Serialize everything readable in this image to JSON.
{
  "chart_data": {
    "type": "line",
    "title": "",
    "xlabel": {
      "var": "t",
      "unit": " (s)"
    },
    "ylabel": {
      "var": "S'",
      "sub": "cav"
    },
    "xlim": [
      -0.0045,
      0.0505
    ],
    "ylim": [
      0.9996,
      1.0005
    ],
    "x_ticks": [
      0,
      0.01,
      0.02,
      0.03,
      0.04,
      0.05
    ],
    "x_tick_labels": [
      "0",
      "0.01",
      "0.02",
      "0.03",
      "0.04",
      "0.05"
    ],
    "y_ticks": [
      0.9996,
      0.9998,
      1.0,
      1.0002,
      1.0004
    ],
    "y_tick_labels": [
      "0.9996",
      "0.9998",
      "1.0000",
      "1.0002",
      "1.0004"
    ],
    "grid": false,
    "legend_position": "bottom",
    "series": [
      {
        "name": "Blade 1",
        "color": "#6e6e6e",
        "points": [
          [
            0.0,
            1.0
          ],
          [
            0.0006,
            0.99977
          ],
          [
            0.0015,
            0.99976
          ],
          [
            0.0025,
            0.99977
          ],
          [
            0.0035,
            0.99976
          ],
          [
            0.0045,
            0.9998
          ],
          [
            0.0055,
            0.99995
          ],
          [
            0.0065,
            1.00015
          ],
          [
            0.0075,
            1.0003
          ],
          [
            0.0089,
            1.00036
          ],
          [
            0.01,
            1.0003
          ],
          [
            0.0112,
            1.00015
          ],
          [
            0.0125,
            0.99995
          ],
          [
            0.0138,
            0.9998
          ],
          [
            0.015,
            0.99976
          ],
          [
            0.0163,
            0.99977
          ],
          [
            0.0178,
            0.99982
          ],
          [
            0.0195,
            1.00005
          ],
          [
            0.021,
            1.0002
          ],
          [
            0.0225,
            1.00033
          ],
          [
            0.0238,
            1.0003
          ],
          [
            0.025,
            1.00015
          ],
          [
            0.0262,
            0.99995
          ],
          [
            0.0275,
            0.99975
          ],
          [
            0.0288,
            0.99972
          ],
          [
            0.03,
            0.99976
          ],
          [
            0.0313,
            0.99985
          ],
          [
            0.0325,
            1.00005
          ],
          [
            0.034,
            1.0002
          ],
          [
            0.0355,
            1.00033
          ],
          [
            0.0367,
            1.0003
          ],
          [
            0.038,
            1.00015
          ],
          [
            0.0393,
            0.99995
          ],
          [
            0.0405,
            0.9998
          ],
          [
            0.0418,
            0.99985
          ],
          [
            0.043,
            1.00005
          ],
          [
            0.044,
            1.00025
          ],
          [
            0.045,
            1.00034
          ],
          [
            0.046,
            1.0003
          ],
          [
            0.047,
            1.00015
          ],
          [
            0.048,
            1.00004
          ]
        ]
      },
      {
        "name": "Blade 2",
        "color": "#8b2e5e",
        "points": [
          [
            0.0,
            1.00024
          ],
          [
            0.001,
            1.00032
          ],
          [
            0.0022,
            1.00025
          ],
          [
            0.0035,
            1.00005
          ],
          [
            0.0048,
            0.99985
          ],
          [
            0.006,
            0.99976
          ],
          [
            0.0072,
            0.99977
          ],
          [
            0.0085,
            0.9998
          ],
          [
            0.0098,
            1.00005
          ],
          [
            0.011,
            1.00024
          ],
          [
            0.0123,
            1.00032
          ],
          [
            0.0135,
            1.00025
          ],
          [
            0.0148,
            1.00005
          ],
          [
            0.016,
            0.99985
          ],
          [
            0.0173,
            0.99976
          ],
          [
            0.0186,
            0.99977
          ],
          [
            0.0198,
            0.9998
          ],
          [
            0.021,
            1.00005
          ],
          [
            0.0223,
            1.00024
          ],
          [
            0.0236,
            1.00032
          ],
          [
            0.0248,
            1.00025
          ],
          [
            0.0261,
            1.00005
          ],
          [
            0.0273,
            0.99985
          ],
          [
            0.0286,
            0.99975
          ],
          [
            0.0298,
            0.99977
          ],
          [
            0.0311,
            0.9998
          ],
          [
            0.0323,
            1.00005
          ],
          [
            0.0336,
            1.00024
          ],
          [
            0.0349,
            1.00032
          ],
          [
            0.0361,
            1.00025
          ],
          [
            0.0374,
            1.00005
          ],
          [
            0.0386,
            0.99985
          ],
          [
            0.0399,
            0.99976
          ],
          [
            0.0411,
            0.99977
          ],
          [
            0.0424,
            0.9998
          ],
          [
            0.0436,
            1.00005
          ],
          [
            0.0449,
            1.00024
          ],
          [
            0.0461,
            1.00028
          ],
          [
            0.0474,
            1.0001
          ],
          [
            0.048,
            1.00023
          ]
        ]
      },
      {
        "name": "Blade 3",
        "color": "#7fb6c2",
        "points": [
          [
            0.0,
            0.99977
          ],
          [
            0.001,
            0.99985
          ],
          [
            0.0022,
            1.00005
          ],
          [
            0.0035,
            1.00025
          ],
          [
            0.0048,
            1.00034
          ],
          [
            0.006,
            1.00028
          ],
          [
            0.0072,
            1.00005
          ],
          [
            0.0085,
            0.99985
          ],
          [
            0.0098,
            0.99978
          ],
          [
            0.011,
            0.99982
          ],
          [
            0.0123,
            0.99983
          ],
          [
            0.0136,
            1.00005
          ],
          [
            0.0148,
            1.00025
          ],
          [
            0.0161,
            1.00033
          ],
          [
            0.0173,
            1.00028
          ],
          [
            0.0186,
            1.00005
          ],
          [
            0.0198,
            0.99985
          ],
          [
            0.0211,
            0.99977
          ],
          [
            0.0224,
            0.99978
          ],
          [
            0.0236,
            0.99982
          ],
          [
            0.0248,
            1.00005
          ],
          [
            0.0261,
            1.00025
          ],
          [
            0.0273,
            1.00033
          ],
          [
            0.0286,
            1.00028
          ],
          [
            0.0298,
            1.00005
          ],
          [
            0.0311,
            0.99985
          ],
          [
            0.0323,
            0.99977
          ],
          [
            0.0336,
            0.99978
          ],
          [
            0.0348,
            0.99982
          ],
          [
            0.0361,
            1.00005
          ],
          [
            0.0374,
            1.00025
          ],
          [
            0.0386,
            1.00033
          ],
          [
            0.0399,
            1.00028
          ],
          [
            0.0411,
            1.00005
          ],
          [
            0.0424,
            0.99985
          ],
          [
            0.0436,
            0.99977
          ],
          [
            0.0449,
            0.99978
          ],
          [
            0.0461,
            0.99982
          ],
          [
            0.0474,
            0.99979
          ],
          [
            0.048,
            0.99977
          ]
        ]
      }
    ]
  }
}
────────────────
> _What this task involves_
Your task is to gather every line with the word "Blade" and copy it.

> _Solution_
        "name": "Blade 1",
        "name": "Blade 2",
        "name": "Blade 3",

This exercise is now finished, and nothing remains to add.